Task: What follows is a set of records; restate each one word for word and drop the pictures.

Information given:
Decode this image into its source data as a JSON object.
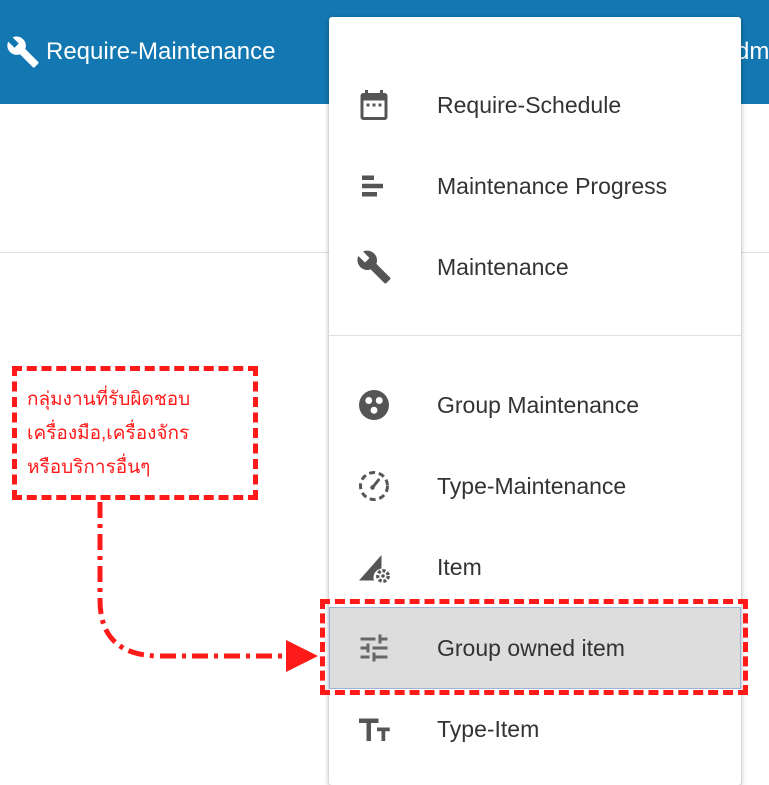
{
  "header": {
    "title": "Require-Maintenance",
    "title_icon": "wrench-icon",
    "user_label_fragment": "dm",
    "bg_color": "#1378b1"
  },
  "menu": {
    "items": [
      {
        "label": "Require-Schedule",
        "icon": "calendar-icon"
      },
      {
        "label": "Maintenance Progress",
        "icon": "bar-list-icon"
      },
      {
        "label": "Maintenance",
        "icon": "wrench-icon"
      },
      {
        "label": "Group Maintenance",
        "icon": "group-icon"
      },
      {
        "label": "Type-Maintenance",
        "icon": "dashed-gauge-icon"
      },
      {
        "label": "Item",
        "icon": "ruler-gear-icon"
      },
      {
        "label": "Group owned item",
        "icon": "sliders-icon",
        "selected": true
      },
      {
        "label": "Type-Item",
        "icon": "text-size-icon"
      }
    ]
  },
  "annotation": {
    "lines": [
      "กลุ่มงานที่รับผิดชอบ",
      "เครื่องมือ,เครื่องจักร",
      "หรือบริการอื่นๆ"
    ],
    "color": "#ff1a1a"
  }
}
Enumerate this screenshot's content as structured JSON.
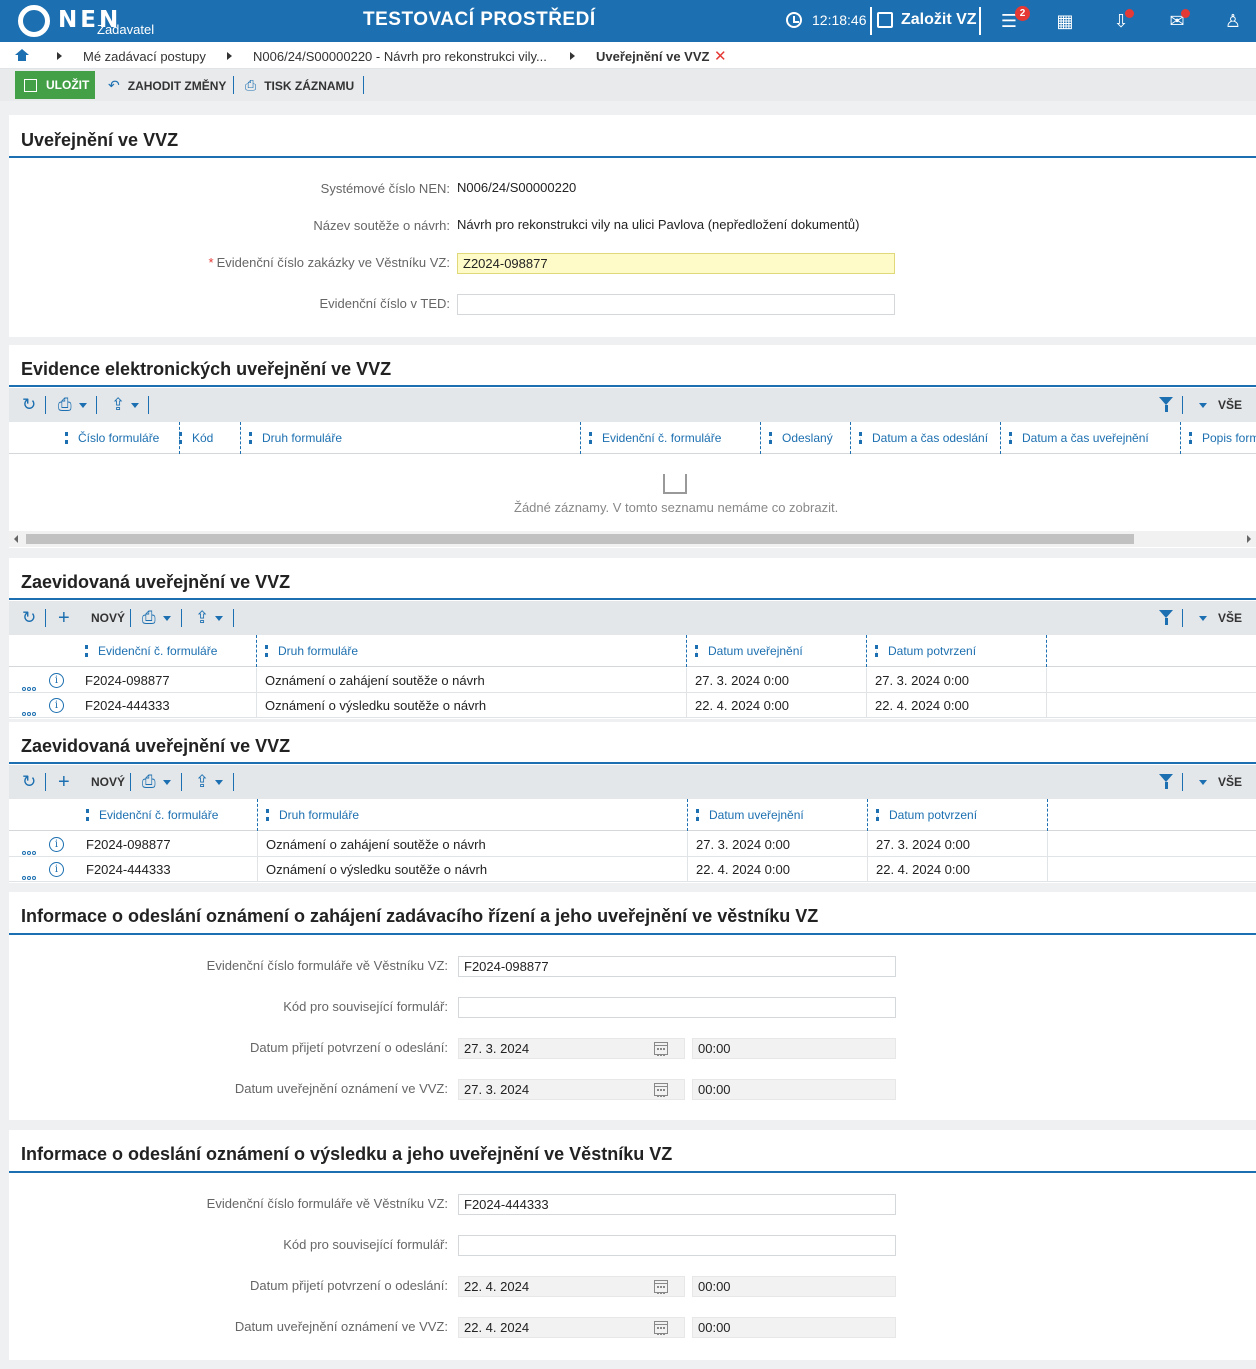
{
  "topbar": {
    "logo_text": "NEN",
    "logo_sub": "Zadavatel",
    "env_title": "TESTOVACÍ PROSTŘEDÍ",
    "clock": "12:18:46",
    "create_label": "Založit VZ",
    "menu_badge": "2",
    "accent_color": "#1c6fb0"
  },
  "breadcrumb": {
    "items": [
      "Mé zadávací postupy",
      "N006/24/S00000220 - Návrh pro rekonstrukci vily...",
      "Uveřejnění ve VVZ"
    ],
    "close": "✕"
  },
  "actions": {
    "save": "ULOŽIT",
    "discard": "ZAHODIT ZMĚNY",
    "print": "TISK ZÁZNAMU"
  },
  "section_main": {
    "title": "Uveřejnění ve VVZ",
    "fields": [
      {
        "label": "Systémové číslo NEN:",
        "value": "N006/24/S00000220"
      },
      {
        "label": "Název soutěže o návrh:",
        "value": "Návrh pro rekonstrukci vily na ulici Pavlova (nepředložení dokumentů)"
      },
      {
        "label": "Evidenční číslo zakázky ve Věstníku VZ:",
        "value": "Z2024-098877",
        "required": "*"
      },
      {
        "label": "Evidenční číslo v TED:",
        "value": ""
      }
    ]
  },
  "section_electronic": {
    "title": "Evidence elektronických uveřejnění ve VVZ",
    "filter_all": "VŠE",
    "columns": [
      "Číslo formuláře",
      "Kód",
      "Druh formuláře",
      "Evidenční č. formuláře",
      "Odeslaný",
      "Datum a čas odeslání",
      "Datum a čas uveřejnění",
      "Popis formuláře"
    ],
    "empty": "Žádné záznamy. V tomto seznamu nemáme co zobrazit."
  },
  "section_registered_1": {
    "title": "Zaevidovaná uveřejnění ve VVZ",
    "new_label": "NOVÝ",
    "filter_all": "VŠE",
    "columns": [
      "Evidenční č. formuláře",
      "Druh formuláře",
      "Datum uveřejnění",
      "Datum potvrzení"
    ],
    "rows": [
      {
        "code": "F2024-098877",
        "type": "Oznámení o zahájení soutěže o návrh",
        "published": "27. 3. 2024 0:00",
        "confirmed": "27. 3. 2024 0:00"
      },
      {
        "code": "F2024-444333",
        "type": "Oznámení o výsledku soutěže o návrh",
        "published": "22. 4. 2024 0:00",
        "confirmed": "22. 4. 2024 0:00"
      }
    ]
  },
  "section_registered_2": {
    "title": "Zaevidovaná uveřejnění ve VVZ",
    "new_label": "NOVÝ",
    "filter_all": "VŠE",
    "columns": [
      "Evidenční č. formuláře",
      "Druh formuláře",
      "Datum uveřejnění",
      "Datum potvrzení"
    ],
    "rows": [
      {
        "code": "F2024-098877",
        "type": "Oznámení o zahájení soutěže o návrh",
        "published": "27. 3. 2024 0:00",
        "confirmed": "27. 3. 2024 0:00"
      },
      {
        "code": "F2024-444333",
        "type": "Oznámení o výsledku soutěže o návrh",
        "published": "22. 4. 2024 0:00",
        "confirmed": "22. 4. 2024 0:00"
      }
    ]
  },
  "section_start": {
    "title": "Informace o odeslání oznámení o zahájení zadávacího řízení a jeho uveřejnění ve věstníku VZ",
    "fields": {
      "form_number_label": "Evidenční číslo formuláře vě Věstníku VZ:",
      "form_number": "F2024-098877",
      "related_code_label": "Kód pro související formulář:",
      "related_code": "",
      "confirm_label": "Datum přijetí potvrzení o odeslání:",
      "confirm_date": "27. 3. 2024",
      "confirm_time": "00:00",
      "publish_label": "Datum uveřejnění oznámení ve VVZ:",
      "publish_date": "27. 3. 2024",
      "publish_time": "00:00"
    }
  },
  "section_result": {
    "title": "Informace o odeslání oznámení o výsledku a jeho uveřejnění ve Věstníku VZ",
    "fields": {
      "form_number_label": "Evidenční číslo formuláře vě Věstníku VZ:",
      "form_number": "F2024-444333",
      "related_code_label": "Kód pro související formulář:",
      "related_code": "",
      "confirm_label": "Datum přijetí potvrzení o odeslání:",
      "confirm_date": "22. 4. 2024",
      "confirm_time": "00:00",
      "publish_label": "Datum uveřejnění oznámení ve VVZ:",
      "publish_date": "22. 4. 2024",
      "publish_time": "00:00"
    }
  }
}
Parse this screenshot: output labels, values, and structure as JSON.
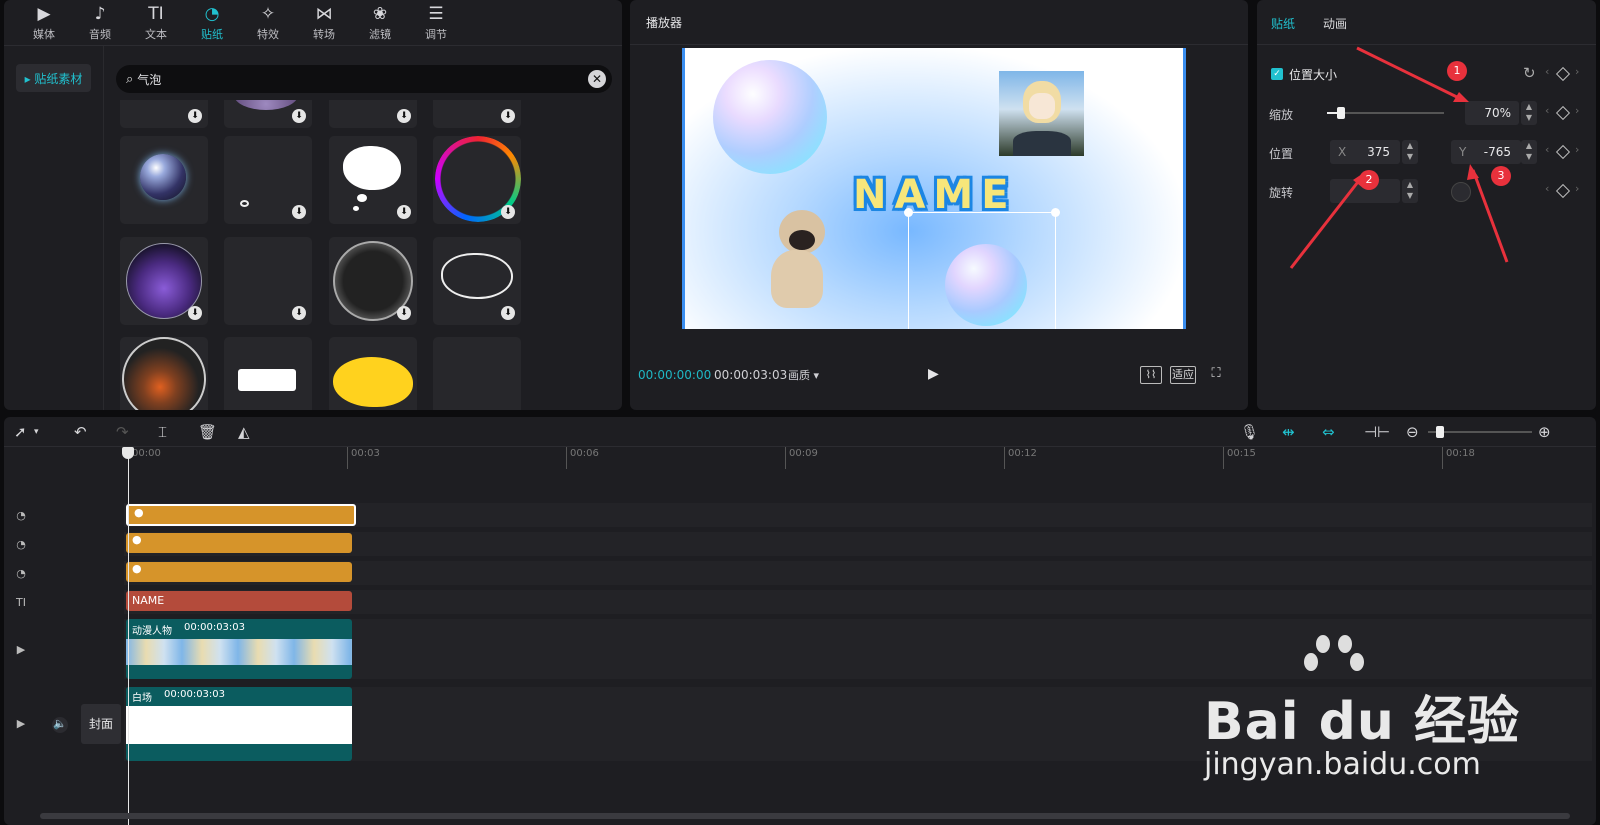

Complete response:
Decode this image into its source data as a JSON object.
{
  "header": {
    "title": "Require-Maintenance",
    "title_icon": "wrench-icon",
    "user_label_fragment": "dm",
    "bg_color": "#1378b1"
  },
  "menu": {
    "items": [
      {
        "label": "Require-Schedule",
        "icon": "calendar-icon"
      },
      {
        "label": "Maintenance Progress",
        "icon": "bar-list-icon"
      },
      {
        "label": "Maintenance",
        "icon": "wrench-icon"
      },
      {
        "label": "Group Maintenance",
        "icon": "group-icon"
      },
      {
        "label": "Type-Maintenance",
        "icon": "dashed-gauge-icon"
      },
      {
        "label": "Item",
        "icon": "ruler-gear-icon"
      },
      {
        "label": "Group owned item",
        "icon": "sliders-icon",
        "selected": true
      },
      {
        "label": "Type-Item",
        "icon": "text-size-icon"
      }
    ]
  },
  "annotation": {
    "lines": [
      "กลุ่มงานที่รับผิดชอบ",
      "เครื่องมือ,เครื่องจักร",
      "หรือบริการอื่นๆ"
    ],
    "color": "#ff1a1a"
  }
}
Enumerate this screenshot's content as structured JSON.
{
  "topbar": {
    "logo_text": "NEN",
    "logo_sub": "Zadavatel",
    "env_title": "TESTOVACÍ PROSTŘEDÍ",
    "clock": "12:18:46",
    "create_label": "Založit VZ",
    "menu_badge": "2",
    "accent_color": "#1c6fb0"
  },
  "breadcrumb": {
    "items": [
      "Mé zadávací postupy",
      "N006/24/S00000220 - Návrh pro rekonstrukci vily...",
      "Uveřejnění ve VVZ"
    ],
    "close": "✕"
  },
  "actions": {
    "save": "ULOŽIT",
    "discard": "ZAHODIT ZMĚNY",
    "print": "TISK ZÁZNAMU"
  },
  "section_main": {
    "title": "Uveřejnění ve VVZ",
    "fields": [
      {
        "label": "Systémové číslo NEN:",
        "value": "N006/24/S00000220"
      },
      {
        "label": "Název soutěže o návrh:",
        "value": "Návrh pro rekonstrukci vily na ulici Pavlova (nepředložení dokumentů)"
      },
      {
        "label": "Evidenční číslo zakázky ve Věstníku VZ:",
        "value": "Z2024-098877",
        "required": "*"
      },
      {
        "label": "Evidenční číslo v TED:",
        "value": ""
      }
    ]
  },
  "section_electronic": {
    "title": "Evidence elektronických uveřejnění ve VVZ",
    "filter_all": "VŠE",
    "columns": [
      "Číslo formuláře",
      "Kód",
      "Druh formuláře",
      "Evidenční č. formuláře",
      "Odeslaný",
      "Datum a čas odeslání",
      "Datum a čas uveřejnění",
      "Popis formuláře"
    ],
    "empty": "Žádné záznamy. V tomto seznamu nemáme co zobrazit."
  },
  "section_registered_1": {
    "title": "Zaevidovaná uveřejnění ve VVZ",
    "new_label": "NOVÝ",
    "filter_all": "VŠE",
    "columns": [
      "Evidenční č. formuláře",
      "Druh formuláře",
      "Datum uveřejnění",
      "Datum potvrzení"
    ],
    "rows": [
      {
        "code": "F2024-098877",
        "type": "Oznámení o zahájení soutěže o návrh",
        "published": "27. 3. 2024 0:00",
        "confirmed": "27. 3. 2024 0:00"
      },
      {
        "code": "F2024-444333",
        "type": "Oznámení o výsledku soutěže o návrh",
        "published": "22. 4. 2024 0:00",
        "confirmed": "22. 4. 2024 0:00"
      }
    ]
  },
  "section_registered_2": {
    "title": "Zaevidovaná uveřejnění ve VVZ",
    "new_label": "NOVÝ",
    "filter_all": "VŠE",
    "columns": [
      "Evidenční č. formuláře",
      "Druh formuláře",
      "Datum uveřejnění",
      "Datum potvrzení"
    ],
    "rows": [
      {
        "code": "F2024-098877",
        "type": "Oznámení o zahájení soutěže o návrh",
        "published": "27. 3. 2024 0:00",
        "confirmed": "27. 3. 2024 0:00"
      },
      {
        "code": "F2024-444333",
        "type": "Oznámení o výsledku soutěže o návrh",
        "published": "22. 4. 2024 0:00",
        "confirmed": "22. 4. 2024 0:00"
      }
    ]
  },
  "section_start": {
    "title": "Informace o odeslání oznámení o zahájení zadávacího řízení a jeho uveřejnění ve věstníku VZ",
    "fields": {
      "form_number_label": "Evidenční číslo formuláře vě Věstníku VZ:",
      "form_number": "F2024-098877",
      "related_code_label": "Kód pro související formulář:",
      "related_code": "",
      "confirm_label": "Datum přijetí potvrzení o odeslání:",
      "confirm_date": "27. 3. 2024",
      "confirm_time": "00:00",
      "publish_label": "Datum uveřejnění oznámení ve VVZ:",
      "publish_date": "27. 3. 2024",
      "publish_time": "00:00"
    }
  },
  "section_result": {
    "title": "Informace o odeslání oznámení o výsledku a jeho uveřejnění ve Věstníku VZ",
    "fields": {
      "form_number_label": "Evidenční číslo formuláře vě Věstníku VZ:",
      "form_number": "F2024-444333",
      "related_code_label": "Kód pro související formulář:",
      "related_code": "",
      "confirm_label": "Datum přijetí potvrzení o odeslání:",
      "confirm_date": "22. 4. 2024",
      "confirm_time": "00:00",
      "publish_label": "Datum uveřejnění oznámení ve VVZ:",
      "publish_date": "22. 4. 2024",
      "publish_time": "00:00"
    }
  }
}
Parse this screenshot: output labels, values, and structure as JSON.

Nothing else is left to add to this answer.